- [Task brief]: Collect all lines containing the word "金牛出现" from the data.

- [Information provided]:

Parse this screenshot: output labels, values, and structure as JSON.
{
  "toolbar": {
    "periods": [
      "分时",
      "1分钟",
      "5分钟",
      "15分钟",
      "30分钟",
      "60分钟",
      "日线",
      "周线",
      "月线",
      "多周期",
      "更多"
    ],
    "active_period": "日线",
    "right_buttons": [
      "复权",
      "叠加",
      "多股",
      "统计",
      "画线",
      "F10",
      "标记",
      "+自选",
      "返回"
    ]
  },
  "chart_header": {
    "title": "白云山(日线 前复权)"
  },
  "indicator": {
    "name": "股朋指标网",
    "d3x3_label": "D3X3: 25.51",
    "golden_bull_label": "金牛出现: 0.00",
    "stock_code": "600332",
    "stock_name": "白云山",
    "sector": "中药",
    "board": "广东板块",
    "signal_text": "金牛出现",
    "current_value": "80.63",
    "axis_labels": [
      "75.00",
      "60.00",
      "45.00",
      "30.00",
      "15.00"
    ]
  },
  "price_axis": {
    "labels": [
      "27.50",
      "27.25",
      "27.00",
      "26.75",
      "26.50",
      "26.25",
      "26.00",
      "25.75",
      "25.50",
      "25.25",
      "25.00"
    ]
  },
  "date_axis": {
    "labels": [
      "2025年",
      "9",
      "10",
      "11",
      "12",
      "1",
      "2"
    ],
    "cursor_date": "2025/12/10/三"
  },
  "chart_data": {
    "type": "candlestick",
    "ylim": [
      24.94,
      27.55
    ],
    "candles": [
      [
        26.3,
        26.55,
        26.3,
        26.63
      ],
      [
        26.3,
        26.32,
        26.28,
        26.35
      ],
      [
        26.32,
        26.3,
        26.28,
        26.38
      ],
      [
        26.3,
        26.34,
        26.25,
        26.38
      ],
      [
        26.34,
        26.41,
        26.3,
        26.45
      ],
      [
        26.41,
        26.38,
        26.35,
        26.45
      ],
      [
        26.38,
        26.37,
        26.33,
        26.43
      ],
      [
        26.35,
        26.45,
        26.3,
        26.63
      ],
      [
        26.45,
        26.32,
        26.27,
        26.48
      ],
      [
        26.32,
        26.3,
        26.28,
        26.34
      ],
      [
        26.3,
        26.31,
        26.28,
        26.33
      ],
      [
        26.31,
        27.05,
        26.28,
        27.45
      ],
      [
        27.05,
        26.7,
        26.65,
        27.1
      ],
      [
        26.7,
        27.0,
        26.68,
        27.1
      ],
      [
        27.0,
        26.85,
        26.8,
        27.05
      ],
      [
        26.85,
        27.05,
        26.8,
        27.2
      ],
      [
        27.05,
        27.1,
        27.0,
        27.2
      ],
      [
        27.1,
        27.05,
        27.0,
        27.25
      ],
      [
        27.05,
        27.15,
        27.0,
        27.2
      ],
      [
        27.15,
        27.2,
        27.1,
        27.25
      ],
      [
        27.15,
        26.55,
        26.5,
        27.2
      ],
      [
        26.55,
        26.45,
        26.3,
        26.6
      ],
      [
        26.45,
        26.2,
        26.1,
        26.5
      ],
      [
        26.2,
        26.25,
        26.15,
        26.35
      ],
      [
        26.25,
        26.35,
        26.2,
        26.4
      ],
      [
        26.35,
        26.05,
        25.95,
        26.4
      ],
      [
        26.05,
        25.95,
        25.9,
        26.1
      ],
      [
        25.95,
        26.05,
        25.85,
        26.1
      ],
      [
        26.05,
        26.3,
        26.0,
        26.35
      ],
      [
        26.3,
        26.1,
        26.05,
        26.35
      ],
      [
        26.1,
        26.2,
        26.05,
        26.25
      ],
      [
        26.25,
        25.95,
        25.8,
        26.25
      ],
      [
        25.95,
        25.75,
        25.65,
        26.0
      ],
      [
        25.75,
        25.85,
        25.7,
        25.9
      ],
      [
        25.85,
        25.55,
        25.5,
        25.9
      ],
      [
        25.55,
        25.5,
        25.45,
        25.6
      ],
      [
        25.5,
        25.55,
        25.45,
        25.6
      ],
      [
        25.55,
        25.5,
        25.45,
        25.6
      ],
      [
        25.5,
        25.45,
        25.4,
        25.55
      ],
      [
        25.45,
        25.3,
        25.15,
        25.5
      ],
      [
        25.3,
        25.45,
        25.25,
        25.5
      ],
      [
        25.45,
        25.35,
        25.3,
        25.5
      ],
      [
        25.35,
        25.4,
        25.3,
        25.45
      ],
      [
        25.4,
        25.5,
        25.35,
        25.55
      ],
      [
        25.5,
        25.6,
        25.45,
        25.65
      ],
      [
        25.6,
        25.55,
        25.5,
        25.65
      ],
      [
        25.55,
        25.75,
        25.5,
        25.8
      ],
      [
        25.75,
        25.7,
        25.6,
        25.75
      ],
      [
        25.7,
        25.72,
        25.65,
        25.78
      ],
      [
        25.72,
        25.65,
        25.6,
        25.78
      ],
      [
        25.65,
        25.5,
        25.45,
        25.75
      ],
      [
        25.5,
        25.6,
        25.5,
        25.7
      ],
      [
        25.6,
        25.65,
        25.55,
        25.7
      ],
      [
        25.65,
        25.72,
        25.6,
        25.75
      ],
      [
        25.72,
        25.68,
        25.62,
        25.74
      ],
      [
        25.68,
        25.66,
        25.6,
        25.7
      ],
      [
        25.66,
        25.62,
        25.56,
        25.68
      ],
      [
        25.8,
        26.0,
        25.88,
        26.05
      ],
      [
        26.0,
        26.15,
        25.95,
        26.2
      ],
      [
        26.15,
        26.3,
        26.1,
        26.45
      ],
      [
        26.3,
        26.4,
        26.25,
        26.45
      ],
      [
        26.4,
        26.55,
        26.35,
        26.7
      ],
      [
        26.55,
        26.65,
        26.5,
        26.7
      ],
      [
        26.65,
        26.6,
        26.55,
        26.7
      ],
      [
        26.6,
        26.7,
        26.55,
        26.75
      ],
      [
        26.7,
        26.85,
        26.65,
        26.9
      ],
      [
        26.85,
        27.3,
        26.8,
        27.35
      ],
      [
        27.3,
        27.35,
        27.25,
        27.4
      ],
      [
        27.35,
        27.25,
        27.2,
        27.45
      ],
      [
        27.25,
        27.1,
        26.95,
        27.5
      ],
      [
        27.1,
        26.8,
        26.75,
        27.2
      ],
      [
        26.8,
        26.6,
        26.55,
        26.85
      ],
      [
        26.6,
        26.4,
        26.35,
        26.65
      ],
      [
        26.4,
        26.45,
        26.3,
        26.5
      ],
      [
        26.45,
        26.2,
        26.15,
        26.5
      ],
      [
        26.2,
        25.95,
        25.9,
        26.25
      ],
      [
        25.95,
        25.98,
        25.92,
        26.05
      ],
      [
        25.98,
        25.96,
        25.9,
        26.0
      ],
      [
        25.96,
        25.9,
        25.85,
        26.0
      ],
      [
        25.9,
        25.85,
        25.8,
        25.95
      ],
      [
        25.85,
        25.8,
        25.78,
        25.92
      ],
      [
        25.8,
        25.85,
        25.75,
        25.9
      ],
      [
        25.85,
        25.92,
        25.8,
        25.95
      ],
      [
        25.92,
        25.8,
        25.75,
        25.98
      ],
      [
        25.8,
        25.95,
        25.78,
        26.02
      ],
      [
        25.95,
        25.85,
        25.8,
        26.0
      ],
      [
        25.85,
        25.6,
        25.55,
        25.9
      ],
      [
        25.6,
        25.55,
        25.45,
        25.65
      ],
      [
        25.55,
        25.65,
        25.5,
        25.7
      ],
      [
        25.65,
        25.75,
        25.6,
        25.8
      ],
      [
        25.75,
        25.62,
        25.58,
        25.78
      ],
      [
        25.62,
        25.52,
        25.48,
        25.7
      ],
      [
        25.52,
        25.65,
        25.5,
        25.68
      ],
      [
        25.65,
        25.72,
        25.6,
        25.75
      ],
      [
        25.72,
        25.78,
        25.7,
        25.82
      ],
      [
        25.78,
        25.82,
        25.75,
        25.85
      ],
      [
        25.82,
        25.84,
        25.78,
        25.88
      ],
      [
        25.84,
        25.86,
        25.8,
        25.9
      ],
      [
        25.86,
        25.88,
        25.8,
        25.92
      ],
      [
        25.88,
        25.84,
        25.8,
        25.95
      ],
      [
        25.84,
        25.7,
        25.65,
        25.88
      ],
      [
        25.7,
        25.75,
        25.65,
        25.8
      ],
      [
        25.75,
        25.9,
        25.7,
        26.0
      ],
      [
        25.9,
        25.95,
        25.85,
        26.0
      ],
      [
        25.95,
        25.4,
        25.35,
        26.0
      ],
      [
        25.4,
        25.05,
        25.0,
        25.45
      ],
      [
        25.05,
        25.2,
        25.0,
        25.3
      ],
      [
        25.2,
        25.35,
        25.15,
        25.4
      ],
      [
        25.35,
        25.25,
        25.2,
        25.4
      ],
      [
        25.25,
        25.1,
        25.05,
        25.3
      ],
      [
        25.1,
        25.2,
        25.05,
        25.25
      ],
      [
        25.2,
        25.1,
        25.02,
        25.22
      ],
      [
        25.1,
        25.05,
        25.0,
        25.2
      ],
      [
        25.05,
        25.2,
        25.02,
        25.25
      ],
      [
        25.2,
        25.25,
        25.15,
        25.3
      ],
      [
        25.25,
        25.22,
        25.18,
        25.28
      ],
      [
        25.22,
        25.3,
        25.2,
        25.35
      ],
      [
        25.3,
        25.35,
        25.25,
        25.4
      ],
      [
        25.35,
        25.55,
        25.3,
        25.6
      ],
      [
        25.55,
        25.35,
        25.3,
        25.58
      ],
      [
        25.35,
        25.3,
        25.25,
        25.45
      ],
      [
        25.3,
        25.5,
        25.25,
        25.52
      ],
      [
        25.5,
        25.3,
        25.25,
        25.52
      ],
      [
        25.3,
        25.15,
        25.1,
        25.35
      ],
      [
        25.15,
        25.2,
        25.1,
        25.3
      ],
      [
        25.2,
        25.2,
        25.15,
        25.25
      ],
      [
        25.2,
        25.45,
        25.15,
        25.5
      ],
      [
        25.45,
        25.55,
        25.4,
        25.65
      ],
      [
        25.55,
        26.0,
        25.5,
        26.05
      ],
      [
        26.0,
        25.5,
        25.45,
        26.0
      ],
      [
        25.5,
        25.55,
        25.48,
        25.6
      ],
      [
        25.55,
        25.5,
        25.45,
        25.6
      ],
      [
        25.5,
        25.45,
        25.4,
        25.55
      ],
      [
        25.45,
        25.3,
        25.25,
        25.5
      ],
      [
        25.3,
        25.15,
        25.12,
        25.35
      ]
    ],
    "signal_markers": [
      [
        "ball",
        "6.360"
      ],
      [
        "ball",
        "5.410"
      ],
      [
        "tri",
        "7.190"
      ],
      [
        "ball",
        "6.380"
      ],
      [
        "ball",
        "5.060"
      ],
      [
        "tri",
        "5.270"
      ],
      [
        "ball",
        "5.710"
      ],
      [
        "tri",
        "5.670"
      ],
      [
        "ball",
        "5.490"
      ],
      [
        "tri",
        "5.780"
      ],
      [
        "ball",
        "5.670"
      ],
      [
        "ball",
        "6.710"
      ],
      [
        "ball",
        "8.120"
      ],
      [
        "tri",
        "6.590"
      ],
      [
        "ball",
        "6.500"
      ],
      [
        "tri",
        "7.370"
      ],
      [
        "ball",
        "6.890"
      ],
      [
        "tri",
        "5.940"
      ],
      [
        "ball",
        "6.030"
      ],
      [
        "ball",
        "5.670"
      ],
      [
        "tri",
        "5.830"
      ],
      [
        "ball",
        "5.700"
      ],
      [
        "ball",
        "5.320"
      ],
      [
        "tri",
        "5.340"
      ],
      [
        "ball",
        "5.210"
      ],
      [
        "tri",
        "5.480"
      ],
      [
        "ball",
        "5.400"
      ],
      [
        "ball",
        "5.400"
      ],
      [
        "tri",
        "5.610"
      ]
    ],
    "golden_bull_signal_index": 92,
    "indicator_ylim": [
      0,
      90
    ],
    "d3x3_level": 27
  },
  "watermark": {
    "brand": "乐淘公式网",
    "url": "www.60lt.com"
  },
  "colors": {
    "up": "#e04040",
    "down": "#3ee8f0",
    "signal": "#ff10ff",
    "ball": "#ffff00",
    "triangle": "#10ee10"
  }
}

- [Written answer]:
    "golden_bull_label": "金牛出现: 0.00",
    "signal_text": "金牛出现",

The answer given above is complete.